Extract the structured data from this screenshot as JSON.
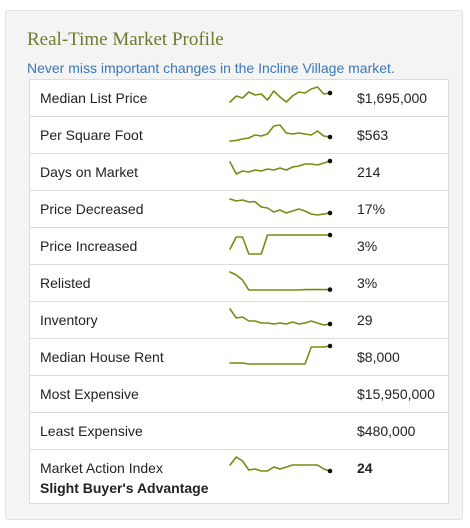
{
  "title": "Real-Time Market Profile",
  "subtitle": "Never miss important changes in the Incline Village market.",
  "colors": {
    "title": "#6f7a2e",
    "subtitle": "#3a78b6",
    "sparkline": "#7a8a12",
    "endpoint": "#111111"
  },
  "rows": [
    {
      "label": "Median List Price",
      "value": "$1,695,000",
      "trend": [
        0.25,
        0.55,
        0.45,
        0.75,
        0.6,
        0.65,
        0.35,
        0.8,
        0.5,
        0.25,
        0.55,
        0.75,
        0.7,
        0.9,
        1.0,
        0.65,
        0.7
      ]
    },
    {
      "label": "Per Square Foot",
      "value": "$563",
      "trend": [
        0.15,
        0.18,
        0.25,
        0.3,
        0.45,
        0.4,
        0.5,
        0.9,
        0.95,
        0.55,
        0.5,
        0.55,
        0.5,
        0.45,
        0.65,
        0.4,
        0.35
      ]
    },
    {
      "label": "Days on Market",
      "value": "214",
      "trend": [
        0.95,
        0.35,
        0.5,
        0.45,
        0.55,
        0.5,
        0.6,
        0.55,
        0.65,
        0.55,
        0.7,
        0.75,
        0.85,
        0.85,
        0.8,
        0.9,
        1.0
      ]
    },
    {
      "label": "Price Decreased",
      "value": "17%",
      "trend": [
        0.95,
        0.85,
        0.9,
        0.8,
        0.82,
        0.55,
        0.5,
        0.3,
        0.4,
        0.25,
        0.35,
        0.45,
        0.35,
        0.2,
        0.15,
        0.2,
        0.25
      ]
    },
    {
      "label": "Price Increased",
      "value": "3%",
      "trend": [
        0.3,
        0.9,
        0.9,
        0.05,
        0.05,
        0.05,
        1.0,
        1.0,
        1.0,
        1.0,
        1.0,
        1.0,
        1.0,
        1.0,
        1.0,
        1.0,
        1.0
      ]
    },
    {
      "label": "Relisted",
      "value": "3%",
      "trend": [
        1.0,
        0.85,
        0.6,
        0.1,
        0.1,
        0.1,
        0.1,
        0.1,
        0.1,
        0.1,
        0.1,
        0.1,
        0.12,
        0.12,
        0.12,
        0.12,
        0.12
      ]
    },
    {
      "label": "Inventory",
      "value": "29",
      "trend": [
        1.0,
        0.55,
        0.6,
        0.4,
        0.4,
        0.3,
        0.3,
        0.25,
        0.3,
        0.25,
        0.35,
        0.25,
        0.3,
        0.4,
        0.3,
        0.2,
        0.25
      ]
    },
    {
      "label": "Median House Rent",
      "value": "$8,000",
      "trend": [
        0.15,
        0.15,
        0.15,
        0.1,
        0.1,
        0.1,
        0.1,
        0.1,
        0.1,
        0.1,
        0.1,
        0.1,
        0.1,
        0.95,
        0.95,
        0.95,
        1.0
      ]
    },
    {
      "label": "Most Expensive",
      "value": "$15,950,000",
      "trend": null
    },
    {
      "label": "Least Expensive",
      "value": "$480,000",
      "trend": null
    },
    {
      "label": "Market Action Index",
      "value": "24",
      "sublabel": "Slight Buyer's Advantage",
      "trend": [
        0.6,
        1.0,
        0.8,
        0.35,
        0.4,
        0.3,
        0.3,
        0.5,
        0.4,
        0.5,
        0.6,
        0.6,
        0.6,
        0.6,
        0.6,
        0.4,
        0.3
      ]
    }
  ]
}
○ ○ ○ ○ ○
**Aim**
Return all of the data exactly as written, and drop the pictures.

**Output for this exercise**
Extract the structured data from this screenshot as JSON.
{
  "title": "Real-Time Market Profile",
  "subtitle": "Never miss important changes in the Incline Village market.",
  "colors": {
    "title": "#6f7a2e",
    "subtitle": "#3a78b6",
    "sparkline": "#7a8a12",
    "endpoint": "#111111"
  },
  "rows": [
    {
      "label": "Median List Price",
      "value": "$1,695,000",
      "trend": [
        0.25,
        0.55,
        0.45,
        0.75,
        0.6,
        0.65,
        0.35,
        0.8,
        0.5,
        0.25,
        0.55,
        0.75,
        0.7,
        0.9,
        1.0,
        0.65,
        0.7
      ]
    },
    {
      "label": "Per Square Foot",
      "value": "$563",
      "trend": [
        0.15,
        0.18,
        0.25,
        0.3,
        0.45,
        0.4,
        0.5,
        0.9,
        0.95,
        0.55,
        0.5,
        0.55,
        0.5,
        0.45,
        0.65,
        0.4,
        0.35
      ]
    },
    {
      "label": "Days on Market",
      "value": "214",
      "trend": [
        0.95,
        0.35,
        0.5,
        0.45,
        0.55,
        0.5,
        0.6,
        0.55,
        0.65,
        0.55,
        0.7,
        0.75,
        0.85,
        0.85,
        0.8,
        0.9,
        1.0
      ]
    },
    {
      "label": "Price Decreased",
      "value": "17%",
      "trend": [
        0.95,
        0.85,
        0.9,
        0.8,
        0.82,
        0.55,
        0.5,
        0.3,
        0.4,
        0.25,
        0.35,
        0.45,
        0.35,
        0.2,
        0.15,
        0.2,
        0.25
      ]
    },
    {
      "label": "Price Increased",
      "value": "3%",
      "trend": [
        0.3,
        0.9,
        0.9,
        0.05,
        0.05,
        0.05,
        1.0,
        1.0,
        1.0,
        1.0,
        1.0,
        1.0,
        1.0,
        1.0,
        1.0,
        1.0,
        1.0
      ]
    },
    {
      "label": "Relisted",
      "value": "3%",
      "trend": [
        1.0,
        0.85,
        0.6,
        0.1,
        0.1,
        0.1,
        0.1,
        0.1,
        0.1,
        0.1,
        0.1,
        0.1,
        0.12,
        0.12,
        0.12,
        0.12,
        0.12
      ]
    },
    {
      "label": "Inventory",
      "value": "29",
      "trend": [
        1.0,
        0.55,
        0.6,
        0.4,
        0.4,
        0.3,
        0.3,
        0.25,
        0.3,
        0.25,
        0.35,
        0.25,
        0.3,
        0.4,
        0.3,
        0.2,
        0.25
      ]
    },
    {
      "label": "Median House Rent",
      "value": "$8,000",
      "trend": [
        0.15,
        0.15,
        0.15,
        0.1,
        0.1,
        0.1,
        0.1,
        0.1,
        0.1,
        0.1,
        0.1,
        0.1,
        0.1,
        0.95,
        0.95,
        0.95,
        1.0
      ]
    },
    {
      "label": "Most Expensive",
      "value": "$15,950,000",
      "trend": null
    },
    {
      "label": "Least Expensive",
      "value": "$480,000",
      "trend": null
    },
    {
      "label": "Market Action Index",
      "value": "24",
      "sublabel": "Slight Buyer's Advantage",
      "trend": [
        0.6,
        1.0,
        0.8,
        0.35,
        0.4,
        0.3,
        0.3,
        0.5,
        0.4,
        0.5,
        0.6,
        0.6,
        0.6,
        0.6,
        0.6,
        0.4,
        0.3
      ]
    }
  ]
}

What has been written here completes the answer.